* **GOAL**
Tally the lines holding "Notification" and state only that figure.

* **SOURCE DATA**
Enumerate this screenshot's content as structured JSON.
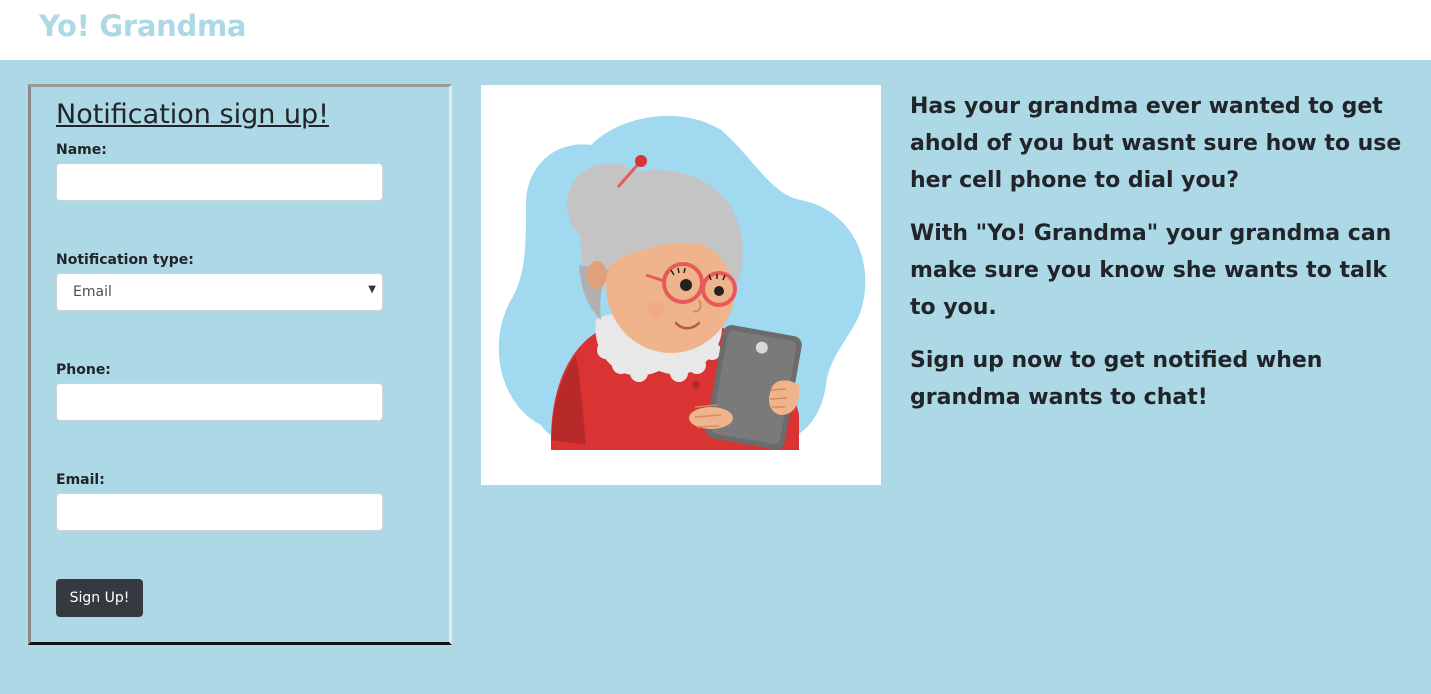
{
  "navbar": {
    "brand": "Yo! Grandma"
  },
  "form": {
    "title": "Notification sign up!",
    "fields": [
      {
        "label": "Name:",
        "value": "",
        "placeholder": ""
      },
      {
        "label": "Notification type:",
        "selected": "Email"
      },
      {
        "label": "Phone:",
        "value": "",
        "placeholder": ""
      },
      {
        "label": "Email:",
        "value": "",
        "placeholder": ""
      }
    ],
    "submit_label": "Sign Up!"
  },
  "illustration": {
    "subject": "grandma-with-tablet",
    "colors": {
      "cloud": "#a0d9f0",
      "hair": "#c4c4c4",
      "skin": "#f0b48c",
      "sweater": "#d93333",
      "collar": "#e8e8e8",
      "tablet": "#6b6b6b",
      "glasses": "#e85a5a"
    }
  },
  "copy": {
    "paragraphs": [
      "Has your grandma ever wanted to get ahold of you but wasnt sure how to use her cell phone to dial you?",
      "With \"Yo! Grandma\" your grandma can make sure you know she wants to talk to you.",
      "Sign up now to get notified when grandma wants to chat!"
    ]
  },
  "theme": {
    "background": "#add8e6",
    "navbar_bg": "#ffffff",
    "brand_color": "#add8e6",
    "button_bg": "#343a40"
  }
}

* **SOLUTION TO THIS TASK**
2